## Problem details:
What follows is a set of records, each of which is to be written out exactly.

## start Given records

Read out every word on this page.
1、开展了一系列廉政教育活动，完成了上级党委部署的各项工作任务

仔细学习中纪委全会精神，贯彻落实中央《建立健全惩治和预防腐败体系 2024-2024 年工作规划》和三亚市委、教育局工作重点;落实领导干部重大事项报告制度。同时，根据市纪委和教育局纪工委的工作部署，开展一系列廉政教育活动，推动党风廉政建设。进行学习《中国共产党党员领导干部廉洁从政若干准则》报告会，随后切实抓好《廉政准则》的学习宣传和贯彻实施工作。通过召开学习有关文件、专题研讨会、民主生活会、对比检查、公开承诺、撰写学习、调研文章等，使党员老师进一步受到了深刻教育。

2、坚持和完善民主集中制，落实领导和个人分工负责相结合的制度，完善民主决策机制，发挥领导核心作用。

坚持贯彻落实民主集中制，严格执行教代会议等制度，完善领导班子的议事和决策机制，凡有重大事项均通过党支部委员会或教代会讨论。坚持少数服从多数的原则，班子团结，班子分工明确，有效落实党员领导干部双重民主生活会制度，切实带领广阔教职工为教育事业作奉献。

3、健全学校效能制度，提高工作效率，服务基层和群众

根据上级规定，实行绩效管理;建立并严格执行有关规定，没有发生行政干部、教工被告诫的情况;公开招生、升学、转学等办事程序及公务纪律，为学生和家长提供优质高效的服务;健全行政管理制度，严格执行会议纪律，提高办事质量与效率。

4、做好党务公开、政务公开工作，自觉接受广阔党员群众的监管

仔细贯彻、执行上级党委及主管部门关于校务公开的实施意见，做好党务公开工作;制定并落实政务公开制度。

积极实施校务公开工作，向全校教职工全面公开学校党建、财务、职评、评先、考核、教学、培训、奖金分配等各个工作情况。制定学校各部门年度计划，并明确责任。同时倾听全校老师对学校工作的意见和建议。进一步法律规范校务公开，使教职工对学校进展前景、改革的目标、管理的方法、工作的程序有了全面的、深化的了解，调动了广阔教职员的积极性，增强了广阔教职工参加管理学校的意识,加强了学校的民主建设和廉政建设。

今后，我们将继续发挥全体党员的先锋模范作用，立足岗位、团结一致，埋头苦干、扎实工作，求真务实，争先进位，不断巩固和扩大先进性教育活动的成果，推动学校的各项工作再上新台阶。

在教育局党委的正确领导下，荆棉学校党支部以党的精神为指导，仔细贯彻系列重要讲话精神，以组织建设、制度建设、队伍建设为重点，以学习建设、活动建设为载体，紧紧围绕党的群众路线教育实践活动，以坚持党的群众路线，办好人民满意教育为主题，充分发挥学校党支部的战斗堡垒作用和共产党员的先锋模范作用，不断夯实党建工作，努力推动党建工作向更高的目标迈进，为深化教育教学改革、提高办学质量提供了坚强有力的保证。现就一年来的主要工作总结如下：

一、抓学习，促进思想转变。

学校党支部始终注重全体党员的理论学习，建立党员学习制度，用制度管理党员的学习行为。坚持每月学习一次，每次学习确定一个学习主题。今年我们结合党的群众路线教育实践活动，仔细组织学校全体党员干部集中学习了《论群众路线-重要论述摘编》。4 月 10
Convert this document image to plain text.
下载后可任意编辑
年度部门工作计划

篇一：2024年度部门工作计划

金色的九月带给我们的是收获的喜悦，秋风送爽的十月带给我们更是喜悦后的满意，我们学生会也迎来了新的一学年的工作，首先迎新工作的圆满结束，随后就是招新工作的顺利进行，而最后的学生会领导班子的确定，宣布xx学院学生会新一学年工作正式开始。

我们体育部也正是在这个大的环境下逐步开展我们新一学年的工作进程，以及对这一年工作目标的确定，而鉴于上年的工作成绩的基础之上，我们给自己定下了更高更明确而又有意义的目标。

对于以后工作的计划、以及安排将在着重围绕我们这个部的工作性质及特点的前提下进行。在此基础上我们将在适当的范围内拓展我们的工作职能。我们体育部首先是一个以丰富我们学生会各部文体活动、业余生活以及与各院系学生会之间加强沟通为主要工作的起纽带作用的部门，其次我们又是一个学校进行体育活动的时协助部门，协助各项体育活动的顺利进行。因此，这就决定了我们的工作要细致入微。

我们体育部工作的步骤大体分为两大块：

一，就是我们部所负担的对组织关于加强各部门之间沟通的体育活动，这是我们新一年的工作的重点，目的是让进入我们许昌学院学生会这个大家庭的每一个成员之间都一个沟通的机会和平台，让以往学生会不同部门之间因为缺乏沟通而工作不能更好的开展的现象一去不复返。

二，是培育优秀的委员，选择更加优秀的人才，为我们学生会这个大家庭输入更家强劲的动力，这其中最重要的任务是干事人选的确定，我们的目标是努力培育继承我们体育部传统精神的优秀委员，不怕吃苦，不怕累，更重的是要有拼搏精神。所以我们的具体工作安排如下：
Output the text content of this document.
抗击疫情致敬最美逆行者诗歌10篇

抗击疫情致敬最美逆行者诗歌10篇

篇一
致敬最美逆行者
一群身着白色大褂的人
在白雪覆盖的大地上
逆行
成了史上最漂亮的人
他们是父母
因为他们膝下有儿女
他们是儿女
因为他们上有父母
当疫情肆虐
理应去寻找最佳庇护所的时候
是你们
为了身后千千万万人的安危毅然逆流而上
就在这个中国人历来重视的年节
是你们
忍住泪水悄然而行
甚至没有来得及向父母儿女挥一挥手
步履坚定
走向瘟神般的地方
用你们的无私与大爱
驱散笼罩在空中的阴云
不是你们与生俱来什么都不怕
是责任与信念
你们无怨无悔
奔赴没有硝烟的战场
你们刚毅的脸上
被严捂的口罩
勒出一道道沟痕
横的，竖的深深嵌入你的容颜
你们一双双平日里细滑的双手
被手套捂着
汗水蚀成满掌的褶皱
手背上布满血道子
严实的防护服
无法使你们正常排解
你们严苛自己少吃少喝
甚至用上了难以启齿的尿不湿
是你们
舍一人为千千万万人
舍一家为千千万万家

## end Given records

## Written solution:
Read out every word on this page.
1、开展了一系列廉政教育活动，完成了上级党委部署的各项工作任务

仔细学习中纪委全会精神，贯彻落实中央《建立健全惩治和预防腐败体系 2024-2024 年工作规划》和三亚市委、教育局工作重点;落实领导干部重大事项报告制度。同时，根据市纪委和教育局纪工委的工作部署，开展一系列廉政教育活动，推动党风廉政建设。进行学习《中国共产党党员领导干部廉洁从政若干准则》报告会，随后切实抓好《廉政准则》的学习宣传和贯彻实施工作。通过召开学习有关文件、专题研讨会、民主生活会、对比检查、公开承诺、撰写学习、调研文章等，使党员老师进一步受到了深刻教育。

2、坚持和完善民主集中制，落实领导和个人分工负责相结合的制度，完善民主决策机制，发挥领导核心作用。

坚持贯彻落实民主集中制，严格执行教代会议等制度，完善领导班子的议事和决策机制，凡有重大事项均通过党支部委员会或教代会讨论。坚持少数服从多数的原则，班子团结，班子分工明确，有效落实党员领导干部双重民主生活会制度，切实带领广阔教职工为教育事业作奉献。

3、健全学校效能制度，提高工作效率，服务基层和群众

根据上级规定，实行绩效管理;建立并严格执行有关规定，没有发生行政干部、教工被告诫的情况;公开招生、升学、转学等办事程序及公务纪律，为学生和家长提供优质高效的服务;健全行政管理制度，严格执行会议纪律，提高办事质量与效率。

4、做好党务公开、政务公开工作，自觉接受广阔党员群众的监管

仔细贯彻、执行上级党委及主管部门关于校务公开的实施意见，做好党务公开工作;制定并落实政务公开制度。

积极实施校务公开工作，向全校教职工全面公开学校党建、财务、职评、评先、考核、教学、培训、奖金分配等各个工作情况。制定学校各部门年度计划，并明确责任。同时倾听全校老师对学校工作的意见和建议。进一步法律规范校务公开，使教职工对学校进展前景、改革的目标、管理的方法、工作的程序有了全面的、深化的了解，调动了广阔教职员的积极性，增强了广阔教职工参加管理学校的意识,加强了学校的民主建设和廉政建设。

今后，我们将继续发挥全体党员的先锋模范作用，立足岗位、团结一致，埋头苦干、扎实工作，求真务实，争先进位，不断巩固和扩大先进性教育活动的成果，推动学校的各项工作再上新台阶。

在教育局党委的正确领导下，荆棉学校党支部以党的精神为指导，仔细贯彻系列重要讲话精神，以组织建设、制度建设、队伍建设为重点，以学习建设、活动建设为载体，紧紧围绕党的群众路线教育实践活动，以坚持党的群众路线，办好人民满意教育为主题，充分发挥学校党支部的战斗堡垒作用和共产党员的先锋模范作用，不断夯实党建工作，努力推动党建工作向更高的目标迈进，为深化教育教学改革、提高办学质量提供了坚强有力的保证。现就一年来的主要工作总结如下：

一、抓学习，促进思想转变。

学校党支部始终注重全体党员的理论学习，建立党员学习制度，用制度管理党员的学习行为。坚持每月学习一次，每次学习确定一个学习主题。今年我们结合党的群众路线教育实践活动，仔细组织学校全体党员干部集中学习了《论群众路线-重要论述摘编》。4 月 10
Convert this document image to plain text.
下载后可任意编辑
年度部门工作计划

篇一：2024年度部门工作计划

金色的九月带给我们的是收获的喜悦，秋风送爽的十月带给我们更是喜悦后的满意，我们学生会也迎来了新的一学年的工作，首先迎新工作的圆满结束，随后就是招新工作的顺利进行，而最后的学生会领导班子的确定，宣布xx学院学生会新一学年工作正式开始。

我们体育部也正是在这个大的环境下逐步开展我们新一学年的工作进程，以及对这一年工作目标的确定，而鉴于上年的工作成绩的基础之上，我们给自己定下了更高更明确而又有意义的目标。

对于以后工作的计划、以及安排将在着重围绕我们这个部的工作性质及特点的前提下进行。在此基础上我们将在适当的范围内拓展我们的工作职能。我们体育部首先是一个以丰富我们学生会各部文体活动、业余生活以及与各院系学生会之间加强沟通为主要工作的起纽带作用的部门，其次我们又是一个学校进行体育活动的时协助部门，协助各项体育活动的顺利进行。因此，这就决定了我们的工作要细致入微。

我们体育部工作的步骤大体分为两大块：

一，就是我们部所负担的对组织关于加强各部门之间沟通的体育活动，这是我们新一年的工作的重点，目的是让进入我们许昌学院学生会这个大家庭的每一个成员之间都一个沟通的机会和平台，让以往学生会不同部门之间因为缺乏沟通而工作不能更好的开展的现象一去不复返。

二，是培育优秀的委员，选择更加优秀的人才，为我们学生会这个大家庭输入更家强劲的动力，这其中最重要的任务是干事人选的确定，我们的目标是努力培育继承我们体育部传统精神的优秀委员，不怕吃苦，不怕累，更重的是要有拼搏精神。所以我们的具体工作安排如下：
Output the text content of this document.
抗击疫情致敬最美逆行者诗歌10篇

抗击疫情致敬最美逆行者诗歌10篇

篇一
致敬最美逆行者
一群身着白色大褂的人
在白雪覆盖的大地上
逆行
成了史上最漂亮的人
他们是父母
因为他们膝下有儿女
他们是儿女
因为他们上有父母
当疫情肆虐
理应去寻找最佳庇护所的时候
是你们
为了身后千千万万人的安危毅然逆流而上
就在这个中国人历来重视的年节
是你们
忍住泪水悄然而行
甚至没有来得及向父母儿女挥一挥手
步履坚定
走向瘟神般的地方
用你们的无私与大爱
驱散笼罩在空中的阴云
不是你们与生俱来什么都不怕
是责任与信念
你们无怨无悔
奔赴没有硝烟的战场
你们刚毅的脸上
被严捂的口罩
勒出一道道沟痕
横的，竖的深深嵌入你的容颜
你们一双双平日里细滑的双手
被手套捂着
汗水蚀成满掌的褶皱
手背上布满血道子
严实的防护服
无法使你们正常排解
你们严苛自己少吃少喝
甚至用上了难以启齿的尿不湿
是你们
舍一人为千千万万人
舍一家为千千万万家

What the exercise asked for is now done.